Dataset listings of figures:
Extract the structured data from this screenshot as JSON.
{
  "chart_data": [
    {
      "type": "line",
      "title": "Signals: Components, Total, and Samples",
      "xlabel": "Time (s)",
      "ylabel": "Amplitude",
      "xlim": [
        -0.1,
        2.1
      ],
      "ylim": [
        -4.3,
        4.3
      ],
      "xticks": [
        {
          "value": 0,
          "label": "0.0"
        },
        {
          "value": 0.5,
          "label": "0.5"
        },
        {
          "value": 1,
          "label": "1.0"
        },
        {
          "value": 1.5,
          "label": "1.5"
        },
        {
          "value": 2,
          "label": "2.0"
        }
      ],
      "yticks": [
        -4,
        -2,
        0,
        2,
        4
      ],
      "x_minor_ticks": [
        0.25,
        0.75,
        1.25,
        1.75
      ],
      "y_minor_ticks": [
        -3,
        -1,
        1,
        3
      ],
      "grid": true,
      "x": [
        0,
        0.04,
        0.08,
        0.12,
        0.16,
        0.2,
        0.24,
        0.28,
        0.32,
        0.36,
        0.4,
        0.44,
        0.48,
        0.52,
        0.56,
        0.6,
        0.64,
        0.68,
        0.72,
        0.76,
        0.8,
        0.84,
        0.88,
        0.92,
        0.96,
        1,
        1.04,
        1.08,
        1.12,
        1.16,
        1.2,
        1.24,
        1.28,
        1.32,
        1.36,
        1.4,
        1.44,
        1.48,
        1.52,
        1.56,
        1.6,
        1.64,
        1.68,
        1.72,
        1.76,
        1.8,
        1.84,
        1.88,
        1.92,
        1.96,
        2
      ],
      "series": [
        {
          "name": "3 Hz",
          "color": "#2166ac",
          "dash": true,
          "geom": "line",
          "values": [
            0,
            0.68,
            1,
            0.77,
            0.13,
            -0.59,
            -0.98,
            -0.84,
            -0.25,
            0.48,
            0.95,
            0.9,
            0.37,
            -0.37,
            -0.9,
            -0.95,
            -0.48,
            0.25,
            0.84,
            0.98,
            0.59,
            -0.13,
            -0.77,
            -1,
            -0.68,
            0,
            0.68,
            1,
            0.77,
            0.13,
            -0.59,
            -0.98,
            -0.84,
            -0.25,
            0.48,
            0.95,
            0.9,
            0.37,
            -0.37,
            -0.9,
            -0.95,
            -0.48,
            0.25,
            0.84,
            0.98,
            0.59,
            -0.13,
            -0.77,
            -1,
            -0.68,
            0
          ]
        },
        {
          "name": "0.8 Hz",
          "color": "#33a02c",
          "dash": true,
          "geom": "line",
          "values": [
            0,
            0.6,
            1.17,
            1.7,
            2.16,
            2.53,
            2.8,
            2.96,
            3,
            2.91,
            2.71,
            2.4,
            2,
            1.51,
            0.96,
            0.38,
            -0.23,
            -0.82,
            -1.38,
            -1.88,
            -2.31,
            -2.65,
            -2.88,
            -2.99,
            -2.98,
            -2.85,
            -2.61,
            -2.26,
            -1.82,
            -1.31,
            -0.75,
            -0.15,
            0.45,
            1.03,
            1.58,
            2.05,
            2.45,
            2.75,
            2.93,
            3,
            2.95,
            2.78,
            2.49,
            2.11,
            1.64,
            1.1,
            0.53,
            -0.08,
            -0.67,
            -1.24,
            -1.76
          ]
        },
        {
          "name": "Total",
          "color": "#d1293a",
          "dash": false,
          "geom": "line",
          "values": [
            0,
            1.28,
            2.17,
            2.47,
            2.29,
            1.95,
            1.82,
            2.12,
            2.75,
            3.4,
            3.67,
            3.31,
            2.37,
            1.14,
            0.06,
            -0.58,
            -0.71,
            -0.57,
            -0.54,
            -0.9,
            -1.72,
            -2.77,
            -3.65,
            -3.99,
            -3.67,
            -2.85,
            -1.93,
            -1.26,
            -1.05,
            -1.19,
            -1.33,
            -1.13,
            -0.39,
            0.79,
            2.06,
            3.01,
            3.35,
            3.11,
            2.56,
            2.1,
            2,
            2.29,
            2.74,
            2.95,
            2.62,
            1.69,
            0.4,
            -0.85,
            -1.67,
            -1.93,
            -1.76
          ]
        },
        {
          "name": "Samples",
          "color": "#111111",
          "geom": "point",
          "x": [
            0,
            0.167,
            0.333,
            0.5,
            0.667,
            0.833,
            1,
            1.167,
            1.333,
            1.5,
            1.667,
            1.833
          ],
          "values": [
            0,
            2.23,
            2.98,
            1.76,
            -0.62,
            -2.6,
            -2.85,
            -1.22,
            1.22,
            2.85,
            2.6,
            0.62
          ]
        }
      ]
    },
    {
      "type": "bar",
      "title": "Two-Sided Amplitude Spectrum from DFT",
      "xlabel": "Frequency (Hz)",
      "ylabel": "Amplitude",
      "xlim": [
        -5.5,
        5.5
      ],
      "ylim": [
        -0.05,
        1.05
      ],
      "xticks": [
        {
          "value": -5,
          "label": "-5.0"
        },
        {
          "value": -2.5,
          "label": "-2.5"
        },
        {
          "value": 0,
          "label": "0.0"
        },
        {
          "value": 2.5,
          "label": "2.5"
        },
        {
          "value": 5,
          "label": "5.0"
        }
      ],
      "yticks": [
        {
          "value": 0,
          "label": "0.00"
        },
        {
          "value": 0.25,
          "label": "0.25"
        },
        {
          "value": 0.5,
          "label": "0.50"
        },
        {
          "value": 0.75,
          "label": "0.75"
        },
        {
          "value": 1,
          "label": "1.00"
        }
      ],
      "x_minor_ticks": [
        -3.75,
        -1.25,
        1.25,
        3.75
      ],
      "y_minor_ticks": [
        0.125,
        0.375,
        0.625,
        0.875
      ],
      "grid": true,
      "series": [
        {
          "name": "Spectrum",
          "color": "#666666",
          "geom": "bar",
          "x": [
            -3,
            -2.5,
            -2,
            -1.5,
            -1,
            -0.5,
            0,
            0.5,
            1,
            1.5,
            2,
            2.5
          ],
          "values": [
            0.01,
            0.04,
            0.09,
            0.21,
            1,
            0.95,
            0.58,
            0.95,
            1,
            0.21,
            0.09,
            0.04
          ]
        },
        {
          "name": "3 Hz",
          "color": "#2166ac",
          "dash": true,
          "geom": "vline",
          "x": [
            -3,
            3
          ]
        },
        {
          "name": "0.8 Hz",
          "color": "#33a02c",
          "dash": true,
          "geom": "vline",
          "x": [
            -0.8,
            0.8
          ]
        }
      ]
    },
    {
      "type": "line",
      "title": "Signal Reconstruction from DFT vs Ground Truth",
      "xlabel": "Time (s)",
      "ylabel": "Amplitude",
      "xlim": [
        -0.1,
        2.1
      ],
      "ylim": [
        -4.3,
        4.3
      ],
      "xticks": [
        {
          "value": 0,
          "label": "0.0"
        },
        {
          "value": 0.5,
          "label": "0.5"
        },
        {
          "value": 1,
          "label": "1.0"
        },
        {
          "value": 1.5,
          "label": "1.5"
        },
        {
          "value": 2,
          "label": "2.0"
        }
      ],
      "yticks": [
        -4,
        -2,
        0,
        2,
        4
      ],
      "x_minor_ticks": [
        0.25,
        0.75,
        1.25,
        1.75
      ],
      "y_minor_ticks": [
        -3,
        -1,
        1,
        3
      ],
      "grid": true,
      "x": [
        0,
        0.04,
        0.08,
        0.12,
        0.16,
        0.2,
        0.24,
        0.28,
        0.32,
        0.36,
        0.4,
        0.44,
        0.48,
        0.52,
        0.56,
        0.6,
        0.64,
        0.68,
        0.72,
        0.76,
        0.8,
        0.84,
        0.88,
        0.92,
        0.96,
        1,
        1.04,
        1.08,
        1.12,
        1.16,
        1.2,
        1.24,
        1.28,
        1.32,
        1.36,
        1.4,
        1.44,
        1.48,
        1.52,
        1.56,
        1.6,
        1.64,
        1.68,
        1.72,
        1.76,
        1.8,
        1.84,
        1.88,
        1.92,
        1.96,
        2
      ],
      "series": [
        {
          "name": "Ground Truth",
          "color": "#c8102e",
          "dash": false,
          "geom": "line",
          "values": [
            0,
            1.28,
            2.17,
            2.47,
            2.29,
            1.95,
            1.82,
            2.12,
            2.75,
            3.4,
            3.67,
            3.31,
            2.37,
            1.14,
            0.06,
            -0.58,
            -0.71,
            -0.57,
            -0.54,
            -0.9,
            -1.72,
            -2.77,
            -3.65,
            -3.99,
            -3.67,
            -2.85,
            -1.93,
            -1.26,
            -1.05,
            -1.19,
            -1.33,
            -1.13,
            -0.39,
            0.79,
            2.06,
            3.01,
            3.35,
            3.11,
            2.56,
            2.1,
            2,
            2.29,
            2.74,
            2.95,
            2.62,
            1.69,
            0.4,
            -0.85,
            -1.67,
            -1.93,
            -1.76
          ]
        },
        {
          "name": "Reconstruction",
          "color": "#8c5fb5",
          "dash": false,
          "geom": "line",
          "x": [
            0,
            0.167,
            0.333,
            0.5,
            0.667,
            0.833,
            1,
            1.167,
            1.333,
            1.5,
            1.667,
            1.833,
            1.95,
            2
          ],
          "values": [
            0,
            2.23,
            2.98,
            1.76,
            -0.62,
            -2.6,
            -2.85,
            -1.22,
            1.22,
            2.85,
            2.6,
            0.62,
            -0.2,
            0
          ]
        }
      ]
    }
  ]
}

**THE REQUEST**. Copy every line that includes the string "Spectrum" from the material above.

**SOLVED EXERCISE**.
      "title": "Two-Sided Amplitude Spectrum from DFT",
          "name": "Spectrum",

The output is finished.